- [GOAL]: Take every line that has the string "Ramos" and copy it out.

** begin DATA **

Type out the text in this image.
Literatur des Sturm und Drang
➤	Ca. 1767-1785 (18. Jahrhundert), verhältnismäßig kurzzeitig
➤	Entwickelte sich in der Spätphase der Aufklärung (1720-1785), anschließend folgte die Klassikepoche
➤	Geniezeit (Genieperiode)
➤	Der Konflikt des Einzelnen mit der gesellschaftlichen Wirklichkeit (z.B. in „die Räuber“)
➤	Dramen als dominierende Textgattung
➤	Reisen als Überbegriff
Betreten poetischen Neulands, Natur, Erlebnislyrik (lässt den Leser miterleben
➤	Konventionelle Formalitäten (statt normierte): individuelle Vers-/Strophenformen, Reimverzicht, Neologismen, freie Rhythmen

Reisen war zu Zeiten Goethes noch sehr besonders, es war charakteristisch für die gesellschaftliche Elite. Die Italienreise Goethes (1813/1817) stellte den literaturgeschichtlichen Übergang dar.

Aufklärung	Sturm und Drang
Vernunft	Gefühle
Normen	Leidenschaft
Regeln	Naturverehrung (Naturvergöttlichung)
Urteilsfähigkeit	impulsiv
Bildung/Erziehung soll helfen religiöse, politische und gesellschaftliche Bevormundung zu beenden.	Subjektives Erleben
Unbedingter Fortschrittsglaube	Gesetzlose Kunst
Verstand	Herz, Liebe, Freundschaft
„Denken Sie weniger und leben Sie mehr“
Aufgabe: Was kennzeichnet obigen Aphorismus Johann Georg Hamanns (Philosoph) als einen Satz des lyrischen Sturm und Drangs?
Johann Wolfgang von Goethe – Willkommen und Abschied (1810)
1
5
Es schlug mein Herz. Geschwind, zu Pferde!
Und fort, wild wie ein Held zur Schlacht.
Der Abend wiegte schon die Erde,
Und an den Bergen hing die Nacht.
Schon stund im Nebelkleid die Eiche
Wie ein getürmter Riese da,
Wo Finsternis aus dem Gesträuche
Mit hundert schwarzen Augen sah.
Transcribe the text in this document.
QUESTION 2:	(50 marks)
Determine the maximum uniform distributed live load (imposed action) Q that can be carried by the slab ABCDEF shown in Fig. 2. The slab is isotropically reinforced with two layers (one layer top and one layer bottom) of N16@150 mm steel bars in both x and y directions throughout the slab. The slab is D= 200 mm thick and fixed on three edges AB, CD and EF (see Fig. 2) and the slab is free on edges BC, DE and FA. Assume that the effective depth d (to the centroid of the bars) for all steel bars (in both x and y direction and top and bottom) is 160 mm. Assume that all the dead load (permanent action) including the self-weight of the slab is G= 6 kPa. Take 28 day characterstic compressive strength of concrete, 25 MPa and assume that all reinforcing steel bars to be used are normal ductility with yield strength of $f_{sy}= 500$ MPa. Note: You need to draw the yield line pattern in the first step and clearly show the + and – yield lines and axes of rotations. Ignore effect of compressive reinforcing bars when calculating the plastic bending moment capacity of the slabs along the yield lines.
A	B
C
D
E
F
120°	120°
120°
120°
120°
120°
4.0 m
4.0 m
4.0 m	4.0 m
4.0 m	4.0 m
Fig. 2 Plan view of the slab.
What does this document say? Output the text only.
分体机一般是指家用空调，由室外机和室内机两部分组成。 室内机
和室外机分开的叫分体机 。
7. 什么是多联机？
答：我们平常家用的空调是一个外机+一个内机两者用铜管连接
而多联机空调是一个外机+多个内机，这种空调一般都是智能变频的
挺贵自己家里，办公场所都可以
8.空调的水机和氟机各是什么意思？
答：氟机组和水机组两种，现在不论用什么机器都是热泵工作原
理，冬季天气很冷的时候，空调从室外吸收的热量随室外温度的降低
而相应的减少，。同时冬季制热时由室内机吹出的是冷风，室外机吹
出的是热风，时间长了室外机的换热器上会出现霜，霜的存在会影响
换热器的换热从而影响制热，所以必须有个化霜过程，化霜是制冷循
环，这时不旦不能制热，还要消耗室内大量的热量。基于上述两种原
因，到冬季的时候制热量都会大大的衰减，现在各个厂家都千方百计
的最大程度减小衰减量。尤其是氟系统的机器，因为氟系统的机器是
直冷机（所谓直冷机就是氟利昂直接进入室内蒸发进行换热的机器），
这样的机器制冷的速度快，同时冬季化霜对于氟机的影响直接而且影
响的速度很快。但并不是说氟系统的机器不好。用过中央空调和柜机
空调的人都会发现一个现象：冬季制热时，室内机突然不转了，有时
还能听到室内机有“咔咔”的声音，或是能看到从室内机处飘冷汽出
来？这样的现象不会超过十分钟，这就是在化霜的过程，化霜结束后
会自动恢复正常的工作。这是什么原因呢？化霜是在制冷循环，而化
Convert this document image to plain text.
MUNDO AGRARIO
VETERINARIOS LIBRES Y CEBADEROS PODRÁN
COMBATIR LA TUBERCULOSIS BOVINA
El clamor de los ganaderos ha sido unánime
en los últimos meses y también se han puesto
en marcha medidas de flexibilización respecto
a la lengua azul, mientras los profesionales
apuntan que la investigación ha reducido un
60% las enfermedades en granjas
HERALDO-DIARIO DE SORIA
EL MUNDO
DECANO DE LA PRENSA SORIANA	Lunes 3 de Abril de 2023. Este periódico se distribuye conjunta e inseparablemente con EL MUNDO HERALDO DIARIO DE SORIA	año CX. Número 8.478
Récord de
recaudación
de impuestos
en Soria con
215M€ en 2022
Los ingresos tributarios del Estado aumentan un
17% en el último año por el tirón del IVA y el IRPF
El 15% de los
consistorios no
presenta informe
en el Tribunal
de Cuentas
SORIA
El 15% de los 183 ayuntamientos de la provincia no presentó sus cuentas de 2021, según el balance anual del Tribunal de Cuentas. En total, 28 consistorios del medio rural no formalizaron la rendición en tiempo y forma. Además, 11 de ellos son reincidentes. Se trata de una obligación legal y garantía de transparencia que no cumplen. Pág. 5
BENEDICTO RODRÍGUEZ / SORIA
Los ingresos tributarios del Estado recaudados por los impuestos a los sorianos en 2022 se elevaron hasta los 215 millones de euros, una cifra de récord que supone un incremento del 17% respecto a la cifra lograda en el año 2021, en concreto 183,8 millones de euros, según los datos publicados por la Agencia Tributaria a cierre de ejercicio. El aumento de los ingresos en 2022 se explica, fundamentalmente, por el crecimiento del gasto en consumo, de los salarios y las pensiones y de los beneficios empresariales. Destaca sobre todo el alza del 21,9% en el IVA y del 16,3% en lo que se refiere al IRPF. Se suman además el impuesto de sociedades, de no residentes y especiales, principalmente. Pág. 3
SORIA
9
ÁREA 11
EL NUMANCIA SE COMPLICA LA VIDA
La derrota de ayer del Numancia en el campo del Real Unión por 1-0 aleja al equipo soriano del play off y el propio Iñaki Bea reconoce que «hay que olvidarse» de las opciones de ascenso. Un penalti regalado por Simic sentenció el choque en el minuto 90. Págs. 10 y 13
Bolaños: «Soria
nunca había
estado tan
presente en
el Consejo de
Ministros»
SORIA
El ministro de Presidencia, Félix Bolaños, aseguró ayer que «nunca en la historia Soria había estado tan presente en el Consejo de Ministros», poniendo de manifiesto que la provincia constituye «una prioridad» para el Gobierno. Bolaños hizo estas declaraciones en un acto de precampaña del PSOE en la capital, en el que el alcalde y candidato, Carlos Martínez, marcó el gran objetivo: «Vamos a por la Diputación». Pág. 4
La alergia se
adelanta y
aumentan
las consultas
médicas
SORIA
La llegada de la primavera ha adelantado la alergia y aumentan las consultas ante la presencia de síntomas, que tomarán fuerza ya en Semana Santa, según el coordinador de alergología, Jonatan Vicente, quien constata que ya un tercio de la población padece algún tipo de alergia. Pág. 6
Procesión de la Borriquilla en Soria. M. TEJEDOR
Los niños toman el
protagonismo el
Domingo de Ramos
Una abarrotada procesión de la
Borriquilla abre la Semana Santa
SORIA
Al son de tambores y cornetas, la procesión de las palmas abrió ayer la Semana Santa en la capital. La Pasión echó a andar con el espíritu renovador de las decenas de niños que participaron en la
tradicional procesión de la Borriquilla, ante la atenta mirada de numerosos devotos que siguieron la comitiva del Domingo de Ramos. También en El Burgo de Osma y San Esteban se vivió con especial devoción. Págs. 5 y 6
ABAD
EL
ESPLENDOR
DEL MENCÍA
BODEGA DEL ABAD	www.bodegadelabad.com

** end DATA **

- [PROBLEM SOLUTION]:
Domingo de Ramos
tradicional procesión de la Borriquilla, ante la atenta mirada de numerosos devotos que siguieron la comitiva del Domingo de Ramos. También en El Burgo de Osma y San Esteban se vivió con especial devoción. Págs. 5 y 6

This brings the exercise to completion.